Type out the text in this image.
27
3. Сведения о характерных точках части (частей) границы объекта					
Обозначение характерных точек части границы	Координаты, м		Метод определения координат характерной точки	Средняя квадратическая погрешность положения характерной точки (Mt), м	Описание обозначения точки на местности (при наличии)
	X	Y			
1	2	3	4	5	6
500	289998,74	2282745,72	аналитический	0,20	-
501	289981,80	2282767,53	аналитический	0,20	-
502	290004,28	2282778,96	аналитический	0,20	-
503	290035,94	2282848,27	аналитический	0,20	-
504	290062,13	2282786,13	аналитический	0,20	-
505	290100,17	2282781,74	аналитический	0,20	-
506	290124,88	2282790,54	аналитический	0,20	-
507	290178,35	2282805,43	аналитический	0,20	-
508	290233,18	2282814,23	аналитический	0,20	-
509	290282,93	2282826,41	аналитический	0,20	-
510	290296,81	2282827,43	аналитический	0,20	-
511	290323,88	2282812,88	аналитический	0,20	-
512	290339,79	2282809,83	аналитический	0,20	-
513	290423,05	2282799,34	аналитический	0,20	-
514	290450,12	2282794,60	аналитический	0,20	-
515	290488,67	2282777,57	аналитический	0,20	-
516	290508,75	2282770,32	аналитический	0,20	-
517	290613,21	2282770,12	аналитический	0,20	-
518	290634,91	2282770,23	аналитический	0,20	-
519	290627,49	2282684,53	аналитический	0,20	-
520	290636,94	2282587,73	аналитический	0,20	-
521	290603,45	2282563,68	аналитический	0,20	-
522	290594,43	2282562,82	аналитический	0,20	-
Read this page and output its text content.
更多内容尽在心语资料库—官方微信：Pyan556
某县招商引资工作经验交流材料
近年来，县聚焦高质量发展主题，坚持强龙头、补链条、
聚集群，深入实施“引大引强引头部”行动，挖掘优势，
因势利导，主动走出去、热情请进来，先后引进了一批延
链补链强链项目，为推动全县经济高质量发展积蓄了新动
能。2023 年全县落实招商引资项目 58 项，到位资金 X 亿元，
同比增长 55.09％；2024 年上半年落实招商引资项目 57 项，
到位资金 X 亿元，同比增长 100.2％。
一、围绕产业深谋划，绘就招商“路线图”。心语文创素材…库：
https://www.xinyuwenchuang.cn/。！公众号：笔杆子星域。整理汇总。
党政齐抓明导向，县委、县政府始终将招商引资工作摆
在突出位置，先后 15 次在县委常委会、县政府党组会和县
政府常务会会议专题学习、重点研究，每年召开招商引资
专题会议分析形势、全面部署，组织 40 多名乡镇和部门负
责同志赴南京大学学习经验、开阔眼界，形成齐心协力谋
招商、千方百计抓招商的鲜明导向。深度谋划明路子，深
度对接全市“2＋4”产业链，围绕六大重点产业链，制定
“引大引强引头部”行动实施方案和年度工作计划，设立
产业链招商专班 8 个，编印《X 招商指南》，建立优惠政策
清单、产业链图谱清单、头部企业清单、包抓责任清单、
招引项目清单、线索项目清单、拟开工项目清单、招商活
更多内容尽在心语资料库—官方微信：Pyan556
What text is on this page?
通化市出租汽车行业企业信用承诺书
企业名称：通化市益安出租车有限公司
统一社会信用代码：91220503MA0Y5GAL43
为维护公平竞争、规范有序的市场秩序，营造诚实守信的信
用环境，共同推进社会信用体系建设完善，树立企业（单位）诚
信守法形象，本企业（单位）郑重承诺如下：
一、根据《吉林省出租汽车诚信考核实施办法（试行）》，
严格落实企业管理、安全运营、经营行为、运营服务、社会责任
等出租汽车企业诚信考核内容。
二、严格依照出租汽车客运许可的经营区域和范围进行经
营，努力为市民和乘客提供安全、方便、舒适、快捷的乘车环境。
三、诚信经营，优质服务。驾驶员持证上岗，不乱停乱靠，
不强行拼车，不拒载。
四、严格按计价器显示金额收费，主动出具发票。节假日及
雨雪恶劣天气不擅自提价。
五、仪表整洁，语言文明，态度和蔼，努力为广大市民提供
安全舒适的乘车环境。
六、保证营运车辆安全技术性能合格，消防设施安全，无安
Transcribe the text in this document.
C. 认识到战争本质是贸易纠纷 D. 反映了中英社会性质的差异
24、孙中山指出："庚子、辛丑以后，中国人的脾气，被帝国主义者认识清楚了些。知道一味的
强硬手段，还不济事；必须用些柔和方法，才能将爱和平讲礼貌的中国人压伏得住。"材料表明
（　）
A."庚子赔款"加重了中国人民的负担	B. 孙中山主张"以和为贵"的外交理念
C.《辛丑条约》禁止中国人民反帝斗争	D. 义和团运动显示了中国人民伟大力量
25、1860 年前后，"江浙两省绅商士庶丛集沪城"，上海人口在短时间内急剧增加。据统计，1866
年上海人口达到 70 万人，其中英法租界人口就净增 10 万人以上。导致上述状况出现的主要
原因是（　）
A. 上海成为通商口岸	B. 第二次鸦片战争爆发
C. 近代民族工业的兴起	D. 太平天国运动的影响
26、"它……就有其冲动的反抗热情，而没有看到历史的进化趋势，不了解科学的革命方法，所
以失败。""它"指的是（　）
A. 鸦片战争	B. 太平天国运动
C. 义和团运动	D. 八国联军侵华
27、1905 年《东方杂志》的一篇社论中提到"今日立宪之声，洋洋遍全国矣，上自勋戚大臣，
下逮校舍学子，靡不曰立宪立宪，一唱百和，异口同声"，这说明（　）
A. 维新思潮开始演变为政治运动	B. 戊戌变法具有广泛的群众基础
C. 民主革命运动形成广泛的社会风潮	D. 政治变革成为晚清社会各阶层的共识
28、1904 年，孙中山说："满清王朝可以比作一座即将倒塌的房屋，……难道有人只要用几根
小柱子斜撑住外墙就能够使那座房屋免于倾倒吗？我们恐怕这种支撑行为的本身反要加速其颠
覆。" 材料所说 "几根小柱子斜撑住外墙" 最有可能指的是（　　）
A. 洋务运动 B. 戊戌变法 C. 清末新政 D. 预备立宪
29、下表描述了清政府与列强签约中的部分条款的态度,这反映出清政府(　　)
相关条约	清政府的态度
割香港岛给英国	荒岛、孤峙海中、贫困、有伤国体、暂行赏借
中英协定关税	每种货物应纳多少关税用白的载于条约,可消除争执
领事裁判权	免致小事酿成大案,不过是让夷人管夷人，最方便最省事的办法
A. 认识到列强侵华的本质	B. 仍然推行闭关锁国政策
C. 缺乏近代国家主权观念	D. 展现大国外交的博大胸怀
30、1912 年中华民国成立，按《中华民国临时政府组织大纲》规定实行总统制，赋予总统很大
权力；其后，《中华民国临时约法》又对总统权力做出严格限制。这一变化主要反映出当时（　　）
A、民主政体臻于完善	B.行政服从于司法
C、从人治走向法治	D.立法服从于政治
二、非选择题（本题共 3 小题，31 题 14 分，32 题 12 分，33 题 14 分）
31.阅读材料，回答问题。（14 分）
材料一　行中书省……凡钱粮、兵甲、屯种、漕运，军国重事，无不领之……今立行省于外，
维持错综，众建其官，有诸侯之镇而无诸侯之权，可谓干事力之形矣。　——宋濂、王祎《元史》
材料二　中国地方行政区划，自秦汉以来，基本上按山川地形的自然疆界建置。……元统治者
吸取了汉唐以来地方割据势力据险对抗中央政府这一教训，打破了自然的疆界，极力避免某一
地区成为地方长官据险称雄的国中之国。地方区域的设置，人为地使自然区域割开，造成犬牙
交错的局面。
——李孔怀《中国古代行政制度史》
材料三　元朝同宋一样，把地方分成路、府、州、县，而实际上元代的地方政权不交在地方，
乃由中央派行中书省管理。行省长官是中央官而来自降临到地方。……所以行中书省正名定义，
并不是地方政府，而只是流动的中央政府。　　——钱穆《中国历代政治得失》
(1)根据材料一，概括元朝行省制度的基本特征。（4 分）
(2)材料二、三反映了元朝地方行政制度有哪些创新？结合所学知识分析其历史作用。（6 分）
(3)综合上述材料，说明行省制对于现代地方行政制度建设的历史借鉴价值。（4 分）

• WHAT YOU NEED TO DO: Show every line from the entries above in which the word "части" appears.

• THE RESULT:
3. Сведения о характерных точках части (частей) границы объекта					
Обозначение характерных точек части границы	Координаты, м		Метод определения координат характерной точки	Средняя квадратическая погрешность положения характерной точки (Mt), м	Описание обозначения точки на местности (при наличии)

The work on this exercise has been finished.